_Assigned task:_
Retype the entries below word for word, leaving out every picture.
+===+
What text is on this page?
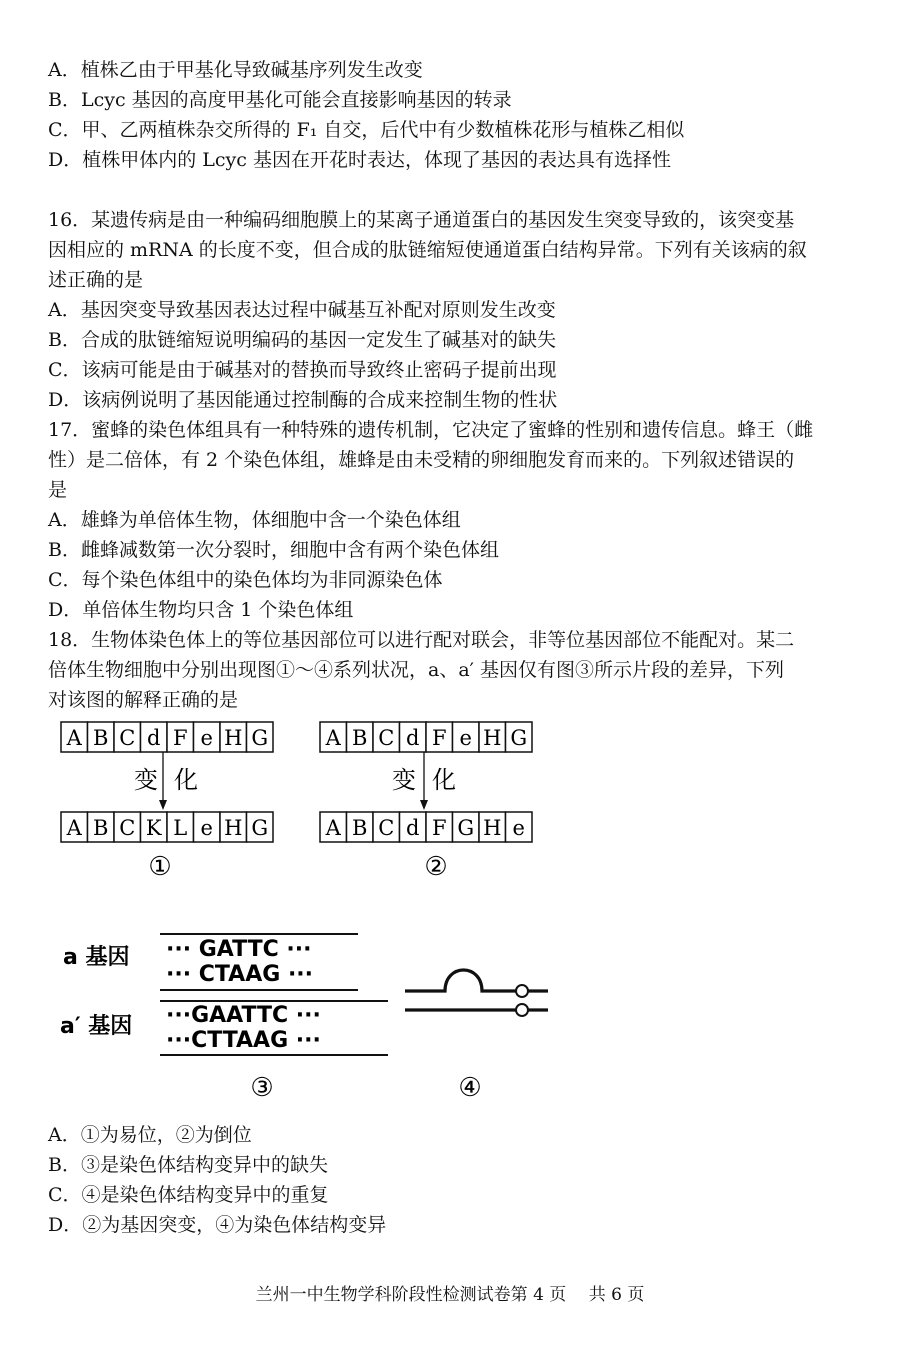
A．植株乙由于甲基化导致碱基序列发生改变
B．Lcyc 基因的高度甲基化可能会直接影响基因的转录
C．甲、乙两植株杂交所得的 F₁ 自交，后代中有少数植株花形与植株乙相似
D．植株甲体内的 Lcyc 基因在开花时表达，体现了基因的表达具有选择性
16．某遗传病是由一种编码细胞膜上的某离子通道蛋白的基因发生突变导致的，该突变基
因相应的 mRNA 的长度不变，但合成的肽链缩短使通道蛋白结构异常。下列有关该病的叙
述正确的是
A．基因突变导致基因表达过程中碱基互补配对原则发生改变
B．合成的肽链缩短说明编码的基因一定发生了碱基对的缺失
C．该病可能是由于碱基对的替换而导致终止密码子提前出现
D．该病例说明了基因能通过控制酶的合成来控制生物的性状
17．蜜蜂的染色体组具有一种特殊的遗传机制，它决定了蜜蜂的性别和遗传信息。蜂王（雌
性）是二倍体，有 2 个染色体组，雄蜂是由未受精的卵细胞发育而来的。下列叙述错误的
是
A．雄蜂为单倍体生物，体细胞中含一个染色体组
B．雌蜂减数第一次分裂时，细胞中含有两个染色体组
C．每个染色体组中的染色体均为非同源染色体
D．单倍体生物均只含 1 个染色体组
18．生物体染色体上的等位基因部位可以进行配对联会，非等位基因部位不能配对。某二
倍体生物细胞中分别出现图①～④系列状况，a、a′ 基因仅有图③所示片段的差异，下列
对该图的解释正确的是
A B C d F e H G
变 化
A B C K L e H G
①
A B C d F e H G
变 化
A B C d F G H e
②
a 基因 ··· GATTC ···
··· CTAAG ···
a′ 基因 ···GAATTC ···
···CTTAAG ···
③	④
A．①为易位，②为倒位
B．③是染色体结构变异中的缺失
C．④是染色体结构变异中的重复
D．②为基因突变，④为染色体结构变异
兰州一中生物学科阶段性检测试卷第 4 页　 共 6 页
+===+
_Solution to the exercise:_
What text is on this page?
A．植株乙由于甲基化导致碱基序列发生改变
B．Lcyc 基因的高度甲基化可能会直接影响基因的转录
C．甲、乙两植株杂交所得的 F₁ 自交，后代中有少数植株花形与植株乙相似
D．植株甲体内的 Lcyc 基因在开花时表达，体现了基因的表达具有选择性
16．某遗传病是由一种编码细胞膜上的某离子通道蛋白的基因发生突变导致的，该突变基
因相应的 mRNA 的长度不变，但合成的肽链缩短使通道蛋白结构异常。下列有关该病的叙
述正确的是
A．基因突变导致基因表达过程中碱基互补配对原则发生改变
B．合成的肽链缩短说明编码的基因一定发生了碱基对的缺失
C．该病可能是由于碱基对的替换而导致终止密码子提前出现
D．该病例说明了基因能通过控制酶的合成来控制生物的性状
17．蜜蜂的染色体组具有一种特殊的遗传机制，它决定了蜜蜂的性别和遗传信息。蜂王（雌
性）是二倍体，有 2 个染色体组，雄蜂是由未受精的卵细胞发育而来的。下列叙述错误的
是
A．雄蜂为单倍体生物，体细胞中含一个染色体组
B．雌蜂减数第一次分裂时，细胞中含有两个染色体组
C．每个染色体组中的染色体均为非同源染色体
D．单倍体生物均只含 1 个染色体组
18．生物体染色体上的等位基因部位可以进行配对联会，非等位基因部位不能配对。某二
倍体生物细胞中分别出现图①～④系列状况，a、a′ 基因仅有图③所示片段的差异，下列
对该图的解释正确的是
A B C d F e H G
变 化
A B C K L e H G
①
A B C d F e H G
变 化
A B C d F G H e
②
a 基因 ··· GATTC ···
··· CTAAG ···
a′ 基因 ···GAATTC ···
···CTTAAG ···
③	④
A．①为易位，②为倒位
B．③是染色体结构变异中的缺失
C．④是染色体结构变异中的重复
D．②为基因突变，④为染色体结构变异
兰州一中生物学科阶段性检测试卷第 4 页　 共 6 页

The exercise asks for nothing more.